Stored data

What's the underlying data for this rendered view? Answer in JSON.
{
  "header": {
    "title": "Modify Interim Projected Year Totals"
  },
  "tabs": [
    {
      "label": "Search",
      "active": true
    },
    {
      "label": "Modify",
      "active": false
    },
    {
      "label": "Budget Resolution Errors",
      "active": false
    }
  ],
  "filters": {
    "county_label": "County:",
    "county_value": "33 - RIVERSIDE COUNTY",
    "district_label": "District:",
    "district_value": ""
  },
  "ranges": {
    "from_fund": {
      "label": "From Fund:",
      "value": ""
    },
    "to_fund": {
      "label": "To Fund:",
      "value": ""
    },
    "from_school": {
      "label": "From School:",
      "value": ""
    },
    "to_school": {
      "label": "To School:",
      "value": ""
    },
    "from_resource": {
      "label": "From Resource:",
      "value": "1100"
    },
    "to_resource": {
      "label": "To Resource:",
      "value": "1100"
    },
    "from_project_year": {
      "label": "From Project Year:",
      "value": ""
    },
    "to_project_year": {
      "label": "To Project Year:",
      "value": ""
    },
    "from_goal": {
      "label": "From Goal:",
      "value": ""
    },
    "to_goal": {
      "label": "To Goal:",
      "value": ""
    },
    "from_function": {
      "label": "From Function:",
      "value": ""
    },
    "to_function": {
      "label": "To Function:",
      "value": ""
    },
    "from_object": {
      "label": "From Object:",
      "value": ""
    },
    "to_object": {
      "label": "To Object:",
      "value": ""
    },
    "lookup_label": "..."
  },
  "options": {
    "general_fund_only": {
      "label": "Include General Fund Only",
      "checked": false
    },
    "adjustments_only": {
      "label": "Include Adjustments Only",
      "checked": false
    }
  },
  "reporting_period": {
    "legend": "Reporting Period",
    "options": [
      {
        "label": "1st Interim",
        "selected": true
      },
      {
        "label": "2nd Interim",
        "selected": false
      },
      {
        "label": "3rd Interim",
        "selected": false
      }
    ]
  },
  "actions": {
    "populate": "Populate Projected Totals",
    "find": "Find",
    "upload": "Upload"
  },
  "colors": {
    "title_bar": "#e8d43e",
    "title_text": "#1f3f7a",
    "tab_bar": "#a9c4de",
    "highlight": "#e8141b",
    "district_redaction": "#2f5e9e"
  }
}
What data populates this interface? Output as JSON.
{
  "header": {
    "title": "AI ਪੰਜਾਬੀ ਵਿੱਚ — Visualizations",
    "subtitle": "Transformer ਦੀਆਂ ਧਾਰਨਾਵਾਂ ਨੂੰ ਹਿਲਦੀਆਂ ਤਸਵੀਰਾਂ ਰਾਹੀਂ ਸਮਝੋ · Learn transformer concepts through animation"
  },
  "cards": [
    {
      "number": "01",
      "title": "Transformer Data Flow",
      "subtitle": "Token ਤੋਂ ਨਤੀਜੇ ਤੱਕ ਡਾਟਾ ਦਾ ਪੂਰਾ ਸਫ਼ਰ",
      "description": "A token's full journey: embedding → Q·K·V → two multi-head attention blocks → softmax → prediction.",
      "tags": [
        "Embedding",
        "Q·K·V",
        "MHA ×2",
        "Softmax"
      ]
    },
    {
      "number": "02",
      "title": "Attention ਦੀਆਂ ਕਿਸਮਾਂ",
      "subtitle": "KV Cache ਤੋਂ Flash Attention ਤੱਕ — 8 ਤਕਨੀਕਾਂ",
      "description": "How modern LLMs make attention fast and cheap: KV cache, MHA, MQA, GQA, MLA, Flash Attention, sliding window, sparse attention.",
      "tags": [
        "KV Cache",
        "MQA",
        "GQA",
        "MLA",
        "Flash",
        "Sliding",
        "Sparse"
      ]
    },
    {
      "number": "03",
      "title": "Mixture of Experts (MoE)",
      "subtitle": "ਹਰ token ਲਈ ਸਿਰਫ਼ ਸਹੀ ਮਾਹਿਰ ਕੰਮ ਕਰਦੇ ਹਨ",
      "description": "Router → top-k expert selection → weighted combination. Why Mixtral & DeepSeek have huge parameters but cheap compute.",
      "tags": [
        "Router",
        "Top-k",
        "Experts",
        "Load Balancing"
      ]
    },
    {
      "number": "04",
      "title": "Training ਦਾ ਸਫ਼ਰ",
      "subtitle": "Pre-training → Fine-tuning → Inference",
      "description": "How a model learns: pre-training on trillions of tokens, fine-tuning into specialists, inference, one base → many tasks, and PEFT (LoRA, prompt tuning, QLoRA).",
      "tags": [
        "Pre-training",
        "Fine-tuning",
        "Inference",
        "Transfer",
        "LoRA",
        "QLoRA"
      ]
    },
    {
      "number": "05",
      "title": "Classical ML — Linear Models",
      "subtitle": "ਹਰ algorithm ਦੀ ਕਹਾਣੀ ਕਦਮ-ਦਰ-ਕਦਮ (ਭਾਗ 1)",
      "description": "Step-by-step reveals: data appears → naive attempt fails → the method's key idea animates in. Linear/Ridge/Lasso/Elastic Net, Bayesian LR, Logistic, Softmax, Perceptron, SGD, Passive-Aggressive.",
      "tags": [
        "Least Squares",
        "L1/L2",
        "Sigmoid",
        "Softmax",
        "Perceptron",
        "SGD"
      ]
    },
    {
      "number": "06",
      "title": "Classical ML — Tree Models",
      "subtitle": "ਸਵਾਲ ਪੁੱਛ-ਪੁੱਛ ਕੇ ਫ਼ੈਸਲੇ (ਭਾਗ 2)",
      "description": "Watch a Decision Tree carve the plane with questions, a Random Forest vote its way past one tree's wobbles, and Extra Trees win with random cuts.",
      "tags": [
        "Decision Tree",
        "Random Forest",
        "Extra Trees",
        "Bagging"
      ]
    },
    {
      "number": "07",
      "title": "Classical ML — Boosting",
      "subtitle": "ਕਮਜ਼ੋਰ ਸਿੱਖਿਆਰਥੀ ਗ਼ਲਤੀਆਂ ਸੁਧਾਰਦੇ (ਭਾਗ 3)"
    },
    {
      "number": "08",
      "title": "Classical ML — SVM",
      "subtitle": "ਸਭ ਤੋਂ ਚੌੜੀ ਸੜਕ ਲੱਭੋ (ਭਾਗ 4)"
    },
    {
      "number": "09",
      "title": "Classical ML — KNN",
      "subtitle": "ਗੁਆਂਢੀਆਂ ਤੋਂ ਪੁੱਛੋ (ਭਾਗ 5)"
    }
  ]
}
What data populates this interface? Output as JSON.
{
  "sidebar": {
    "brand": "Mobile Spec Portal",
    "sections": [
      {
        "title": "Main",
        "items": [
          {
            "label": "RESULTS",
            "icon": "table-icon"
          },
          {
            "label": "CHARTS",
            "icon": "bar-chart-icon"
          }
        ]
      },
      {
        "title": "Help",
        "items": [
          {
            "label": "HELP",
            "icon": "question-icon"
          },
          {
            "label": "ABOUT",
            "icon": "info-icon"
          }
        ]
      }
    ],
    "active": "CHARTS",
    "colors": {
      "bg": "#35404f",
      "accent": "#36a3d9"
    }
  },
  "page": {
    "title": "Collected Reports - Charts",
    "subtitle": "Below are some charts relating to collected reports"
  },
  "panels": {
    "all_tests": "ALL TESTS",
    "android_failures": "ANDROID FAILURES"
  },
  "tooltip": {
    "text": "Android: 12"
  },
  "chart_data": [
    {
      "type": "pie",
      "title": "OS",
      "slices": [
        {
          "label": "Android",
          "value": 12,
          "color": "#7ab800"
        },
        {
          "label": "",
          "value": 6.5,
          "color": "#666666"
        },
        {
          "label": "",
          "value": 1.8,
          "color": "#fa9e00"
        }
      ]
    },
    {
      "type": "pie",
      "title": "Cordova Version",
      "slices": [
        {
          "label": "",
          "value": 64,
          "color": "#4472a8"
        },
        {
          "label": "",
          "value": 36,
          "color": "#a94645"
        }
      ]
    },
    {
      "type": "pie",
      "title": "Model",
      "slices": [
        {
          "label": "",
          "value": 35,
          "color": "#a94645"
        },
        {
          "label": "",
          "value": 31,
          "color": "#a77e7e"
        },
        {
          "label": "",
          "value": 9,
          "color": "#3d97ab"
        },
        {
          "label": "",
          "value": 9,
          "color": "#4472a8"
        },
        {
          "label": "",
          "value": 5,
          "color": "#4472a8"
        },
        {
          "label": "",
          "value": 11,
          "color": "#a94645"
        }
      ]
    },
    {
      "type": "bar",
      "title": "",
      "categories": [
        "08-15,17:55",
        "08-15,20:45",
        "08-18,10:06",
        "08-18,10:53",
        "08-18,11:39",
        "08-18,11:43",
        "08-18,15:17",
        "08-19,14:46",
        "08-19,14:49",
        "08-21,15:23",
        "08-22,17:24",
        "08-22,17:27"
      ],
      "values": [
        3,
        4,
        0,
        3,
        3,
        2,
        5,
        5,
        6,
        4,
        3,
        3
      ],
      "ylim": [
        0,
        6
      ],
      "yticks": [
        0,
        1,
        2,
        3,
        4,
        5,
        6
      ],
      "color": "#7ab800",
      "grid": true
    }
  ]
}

Given task: Of the lines in this material, state how many hold the string "Trees". Write no other words.

Written reply: 2